-- start --
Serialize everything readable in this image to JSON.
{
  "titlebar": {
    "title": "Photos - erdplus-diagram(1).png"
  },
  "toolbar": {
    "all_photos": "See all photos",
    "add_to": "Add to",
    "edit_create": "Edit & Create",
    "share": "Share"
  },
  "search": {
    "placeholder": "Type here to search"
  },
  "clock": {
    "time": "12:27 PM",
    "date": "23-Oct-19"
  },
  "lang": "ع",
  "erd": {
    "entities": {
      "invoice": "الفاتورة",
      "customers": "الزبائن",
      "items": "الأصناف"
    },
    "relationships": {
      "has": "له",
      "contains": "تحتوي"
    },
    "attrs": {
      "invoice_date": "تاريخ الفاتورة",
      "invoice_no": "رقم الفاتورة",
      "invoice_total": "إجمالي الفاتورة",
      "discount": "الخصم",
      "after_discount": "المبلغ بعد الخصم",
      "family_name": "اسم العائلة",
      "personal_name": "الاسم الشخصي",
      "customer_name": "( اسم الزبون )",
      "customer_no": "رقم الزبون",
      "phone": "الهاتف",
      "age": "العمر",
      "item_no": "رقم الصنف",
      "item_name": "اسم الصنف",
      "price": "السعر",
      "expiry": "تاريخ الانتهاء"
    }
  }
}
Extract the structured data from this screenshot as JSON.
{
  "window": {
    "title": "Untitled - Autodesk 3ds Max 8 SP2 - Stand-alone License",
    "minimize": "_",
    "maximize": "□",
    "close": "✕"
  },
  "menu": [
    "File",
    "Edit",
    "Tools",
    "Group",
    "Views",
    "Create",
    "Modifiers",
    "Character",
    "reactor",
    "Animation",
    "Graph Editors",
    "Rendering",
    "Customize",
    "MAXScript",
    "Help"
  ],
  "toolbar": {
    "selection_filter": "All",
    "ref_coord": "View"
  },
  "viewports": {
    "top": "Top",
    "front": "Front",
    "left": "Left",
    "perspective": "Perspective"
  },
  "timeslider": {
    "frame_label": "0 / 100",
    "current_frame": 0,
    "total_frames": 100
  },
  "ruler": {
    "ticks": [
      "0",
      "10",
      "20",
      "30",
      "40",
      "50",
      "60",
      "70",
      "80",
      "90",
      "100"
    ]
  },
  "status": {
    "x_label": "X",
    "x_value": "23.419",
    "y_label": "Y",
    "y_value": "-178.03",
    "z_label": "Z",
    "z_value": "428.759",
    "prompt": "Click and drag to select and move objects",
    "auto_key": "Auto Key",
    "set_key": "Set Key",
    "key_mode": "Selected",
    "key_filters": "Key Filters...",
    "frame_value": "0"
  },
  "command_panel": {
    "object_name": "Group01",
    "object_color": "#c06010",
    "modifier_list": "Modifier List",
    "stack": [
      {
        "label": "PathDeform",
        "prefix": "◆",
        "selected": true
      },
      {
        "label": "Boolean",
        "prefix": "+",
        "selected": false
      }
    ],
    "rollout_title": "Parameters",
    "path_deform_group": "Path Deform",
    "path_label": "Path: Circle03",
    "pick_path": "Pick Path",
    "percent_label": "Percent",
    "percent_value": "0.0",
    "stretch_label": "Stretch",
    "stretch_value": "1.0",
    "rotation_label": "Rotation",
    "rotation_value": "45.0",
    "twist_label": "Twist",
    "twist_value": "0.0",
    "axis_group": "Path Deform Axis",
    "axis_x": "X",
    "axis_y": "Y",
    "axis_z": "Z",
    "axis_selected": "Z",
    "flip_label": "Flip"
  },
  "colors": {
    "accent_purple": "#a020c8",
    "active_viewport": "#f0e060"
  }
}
-- end --
Do this: Print the records above in full, exactly.

Complete response:
Serialize everything readable in this image to JSON.
{
  "titlebar": {
    "title": "Photos - erdplus-diagram(1).png"
  },
  "toolbar": {
    "all_photos": "See all photos",
    "add_to": "Add to",
    "edit_create": "Edit & Create",
    "share": "Share"
  },
  "search": {
    "placeholder": "Type here to search"
  },
  "clock": {
    "time": "12:27 PM",
    "date": "23-Oct-19"
  },
  "lang": "ع",
  "erd": {
    "entities": {
      "invoice": "الفاتورة",
      "customers": "الزبائن",
      "items": "الأصناف"
    },
    "relationships": {
      "has": "له",
      "contains": "تحتوي"
    },
    "attrs": {
      "invoice_date": "تاريخ الفاتورة",
      "invoice_no": "رقم الفاتورة",
      "invoice_total": "إجمالي الفاتورة",
      "discount": "الخصم",
      "after_discount": "المبلغ بعد الخصم",
      "family_name": "اسم العائلة",
      "personal_name": "الاسم الشخصي",
      "customer_name": "( اسم الزبون )",
      "customer_no": "رقم الزبون",
      "phone": "الهاتف",
      "age": "العمر",
      "item_no": "رقم الصنف",
      "item_name": "اسم الصنف",
      "price": "السعر",
      "expiry": "تاريخ الانتهاء"
    }
  }
}
Extract the structured data from this screenshot as JSON.
{
  "window": {
    "title": "Untitled - Autodesk 3ds Max 8 SP2 - Stand-alone License",
    "minimize": "_",
    "maximize": "□",
    "close": "✕"
  },
  "menu": [
    "File",
    "Edit",
    "Tools",
    "Group",
    "Views",
    "Create",
    "Modifiers",
    "Character",
    "reactor",
    "Animation",
    "Graph Editors",
    "Rendering",
    "Customize",
    "MAXScript",
    "Help"
  ],
  "toolbar": {
    "selection_filter": "All",
    "ref_coord": "View"
  },
  "viewports": {
    "top": "Top",
    "front": "Front",
    "left": "Left",
    "perspective": "Perspective"
  },
  "timeslider": {
    "frame_label": "0 / 100",
    "current_frame": 0,
    "total_frames": 100
  },
  "ruler": {
    "ticks": [
      "0",
      "10",
      "20",
      "30",
      "40",
      "50",
      "60",
      "70",
      "80",
      "90",
      "100"
    ]
  },
  "status": {
    "x_label": "X",
    "x_value": "23.419",
    "y_label": "Y",
    "y_value": "-178.03",
    "z_label": "Z",
    "z_value": "428.759",
    "prompt": "Click and drag to select and move objects",
    "auto_key": "Auto Key",
    "set_key": "Set Key",
    "key_mode": "Selected",
    "key_filters": "Key Filters...",
    "frame_value": "0"
  },
  "command_panel": {
    "object_name": "Group01",
    "object_color": "#c06010",
    "modifier_list": "Modifier List",
    "stack": [
      {
        "label": "PathDeform",
        "prefix": "◆",
        "selected": true
      },
      {
        "label": "Boolean",
        "prefix": "+",
        "selected": false
      }
    ],
    "rollout_title": "Parameters",
    "path_deform_group": "Path Deform",
    "path_label": "Path: Circle03",
    "pick_path": "Pick Path",
    "percent_label": "Percent",
    "percent_value": "0.0",
    "stretch_label": "Stretch",
    "stretch_value": "1.0",
    "rotation_label": "Rotation",
    "rotation_value": "45.0",
    "twist_label": "Twist",
    "twist_value": "0.0",
    "axis_group": "Path Deform Axis",
    "axis_x": "X",
    "axis_y": "Y",
    "axis_z": "Z",
    "axis_selected": "Z",
    "flip_label": "Flip"
  },
  "colors": {
    "accent_purple": "#a020c8",
    "active_viewport": "#f0e060"
  }
}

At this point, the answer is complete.